_Directions_.
Work out how many lines have "JSON" in them. Give only that number.

_Extracts from a graphics dataset_.
......
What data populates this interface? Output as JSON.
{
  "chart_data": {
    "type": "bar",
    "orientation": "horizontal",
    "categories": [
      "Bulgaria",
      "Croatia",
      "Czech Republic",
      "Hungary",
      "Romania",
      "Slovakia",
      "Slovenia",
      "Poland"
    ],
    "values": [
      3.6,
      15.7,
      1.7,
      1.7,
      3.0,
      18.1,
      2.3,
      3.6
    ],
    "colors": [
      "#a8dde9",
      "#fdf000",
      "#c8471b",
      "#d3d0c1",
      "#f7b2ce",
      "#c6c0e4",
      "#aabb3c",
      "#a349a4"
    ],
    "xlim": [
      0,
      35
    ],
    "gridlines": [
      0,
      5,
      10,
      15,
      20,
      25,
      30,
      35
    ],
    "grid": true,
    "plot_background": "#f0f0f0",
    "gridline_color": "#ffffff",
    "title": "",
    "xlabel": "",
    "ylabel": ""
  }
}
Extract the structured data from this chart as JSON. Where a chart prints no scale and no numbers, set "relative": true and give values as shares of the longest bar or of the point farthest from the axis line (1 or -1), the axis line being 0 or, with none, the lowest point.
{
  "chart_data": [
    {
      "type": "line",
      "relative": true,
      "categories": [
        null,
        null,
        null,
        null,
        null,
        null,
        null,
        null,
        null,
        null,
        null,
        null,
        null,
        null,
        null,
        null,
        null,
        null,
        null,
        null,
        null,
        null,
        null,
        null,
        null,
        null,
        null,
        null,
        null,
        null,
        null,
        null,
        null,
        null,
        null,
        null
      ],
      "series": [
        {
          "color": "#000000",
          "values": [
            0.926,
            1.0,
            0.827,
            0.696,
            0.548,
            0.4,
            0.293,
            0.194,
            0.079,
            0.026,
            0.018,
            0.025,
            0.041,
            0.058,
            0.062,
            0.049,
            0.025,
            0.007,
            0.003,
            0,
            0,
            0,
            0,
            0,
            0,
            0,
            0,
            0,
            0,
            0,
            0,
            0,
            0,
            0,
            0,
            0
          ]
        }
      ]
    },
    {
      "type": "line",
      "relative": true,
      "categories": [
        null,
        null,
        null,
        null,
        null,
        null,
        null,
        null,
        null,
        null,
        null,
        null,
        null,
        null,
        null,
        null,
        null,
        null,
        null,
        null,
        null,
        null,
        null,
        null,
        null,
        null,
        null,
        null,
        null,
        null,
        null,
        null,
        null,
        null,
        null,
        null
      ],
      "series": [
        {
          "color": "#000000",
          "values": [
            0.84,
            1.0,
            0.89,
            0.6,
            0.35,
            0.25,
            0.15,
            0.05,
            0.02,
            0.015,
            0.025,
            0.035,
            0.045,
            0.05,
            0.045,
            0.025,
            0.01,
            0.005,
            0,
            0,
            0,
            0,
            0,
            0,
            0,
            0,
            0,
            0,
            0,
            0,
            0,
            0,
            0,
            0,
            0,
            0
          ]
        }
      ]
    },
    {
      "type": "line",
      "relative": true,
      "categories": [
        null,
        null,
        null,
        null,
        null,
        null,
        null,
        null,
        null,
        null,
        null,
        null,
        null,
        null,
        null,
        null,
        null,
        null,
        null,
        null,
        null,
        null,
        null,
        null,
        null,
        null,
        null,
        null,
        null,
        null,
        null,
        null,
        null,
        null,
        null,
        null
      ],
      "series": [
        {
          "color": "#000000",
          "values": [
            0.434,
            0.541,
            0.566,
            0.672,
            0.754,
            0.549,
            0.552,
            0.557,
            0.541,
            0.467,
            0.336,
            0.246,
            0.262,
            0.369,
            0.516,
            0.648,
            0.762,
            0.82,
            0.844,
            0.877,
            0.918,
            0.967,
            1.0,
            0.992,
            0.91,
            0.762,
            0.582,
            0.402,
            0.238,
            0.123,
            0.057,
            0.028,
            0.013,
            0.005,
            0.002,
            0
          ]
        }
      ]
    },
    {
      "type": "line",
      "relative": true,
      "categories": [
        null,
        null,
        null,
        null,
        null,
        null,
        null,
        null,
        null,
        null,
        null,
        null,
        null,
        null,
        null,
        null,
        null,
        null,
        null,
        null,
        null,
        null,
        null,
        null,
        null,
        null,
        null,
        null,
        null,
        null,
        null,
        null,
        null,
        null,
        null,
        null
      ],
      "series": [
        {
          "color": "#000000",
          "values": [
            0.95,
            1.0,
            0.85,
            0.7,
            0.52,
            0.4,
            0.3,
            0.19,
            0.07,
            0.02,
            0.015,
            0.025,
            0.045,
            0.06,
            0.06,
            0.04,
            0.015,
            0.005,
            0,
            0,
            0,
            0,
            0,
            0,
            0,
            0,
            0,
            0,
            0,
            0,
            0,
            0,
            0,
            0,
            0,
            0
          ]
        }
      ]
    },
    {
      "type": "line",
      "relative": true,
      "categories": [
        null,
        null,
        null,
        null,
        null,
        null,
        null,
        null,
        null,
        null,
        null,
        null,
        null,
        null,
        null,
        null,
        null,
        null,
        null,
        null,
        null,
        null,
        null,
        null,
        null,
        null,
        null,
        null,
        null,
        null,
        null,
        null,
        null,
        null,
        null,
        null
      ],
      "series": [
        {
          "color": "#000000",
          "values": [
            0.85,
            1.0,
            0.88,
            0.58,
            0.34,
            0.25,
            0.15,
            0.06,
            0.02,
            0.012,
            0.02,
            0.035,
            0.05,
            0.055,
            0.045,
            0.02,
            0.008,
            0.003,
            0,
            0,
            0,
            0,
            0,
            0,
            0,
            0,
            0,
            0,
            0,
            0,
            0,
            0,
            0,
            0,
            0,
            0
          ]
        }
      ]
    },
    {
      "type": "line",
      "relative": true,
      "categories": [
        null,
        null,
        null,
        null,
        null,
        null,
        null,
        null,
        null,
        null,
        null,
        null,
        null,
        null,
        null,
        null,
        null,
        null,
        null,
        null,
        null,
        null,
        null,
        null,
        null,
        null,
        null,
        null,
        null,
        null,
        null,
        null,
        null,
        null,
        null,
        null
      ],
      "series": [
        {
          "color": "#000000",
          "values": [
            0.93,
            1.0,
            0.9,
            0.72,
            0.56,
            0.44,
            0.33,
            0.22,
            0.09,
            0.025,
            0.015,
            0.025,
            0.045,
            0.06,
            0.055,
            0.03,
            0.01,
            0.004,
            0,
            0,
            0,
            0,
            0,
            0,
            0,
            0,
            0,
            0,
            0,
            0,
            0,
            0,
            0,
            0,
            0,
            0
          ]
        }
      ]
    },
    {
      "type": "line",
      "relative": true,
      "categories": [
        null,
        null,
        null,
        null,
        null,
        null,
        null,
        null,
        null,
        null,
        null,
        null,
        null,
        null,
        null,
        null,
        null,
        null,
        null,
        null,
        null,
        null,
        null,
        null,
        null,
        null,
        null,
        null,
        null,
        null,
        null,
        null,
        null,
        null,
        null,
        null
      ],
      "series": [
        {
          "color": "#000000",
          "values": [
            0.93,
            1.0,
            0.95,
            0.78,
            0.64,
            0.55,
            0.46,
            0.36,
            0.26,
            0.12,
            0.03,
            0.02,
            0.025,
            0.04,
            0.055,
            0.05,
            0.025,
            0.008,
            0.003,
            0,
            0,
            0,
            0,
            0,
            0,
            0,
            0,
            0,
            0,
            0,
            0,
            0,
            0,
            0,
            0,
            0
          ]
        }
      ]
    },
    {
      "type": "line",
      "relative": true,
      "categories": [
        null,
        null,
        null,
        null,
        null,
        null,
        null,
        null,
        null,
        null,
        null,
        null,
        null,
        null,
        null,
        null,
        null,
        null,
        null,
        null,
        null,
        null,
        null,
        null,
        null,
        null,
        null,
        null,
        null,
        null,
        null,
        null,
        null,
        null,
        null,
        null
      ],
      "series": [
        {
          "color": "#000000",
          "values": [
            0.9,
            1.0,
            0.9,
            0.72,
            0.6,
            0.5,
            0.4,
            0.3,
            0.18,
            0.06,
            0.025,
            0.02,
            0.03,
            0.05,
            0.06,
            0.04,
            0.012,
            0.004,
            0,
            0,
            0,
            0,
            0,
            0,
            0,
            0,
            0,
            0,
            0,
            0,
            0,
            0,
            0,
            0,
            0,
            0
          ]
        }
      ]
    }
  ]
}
......
_Exercise response_.
2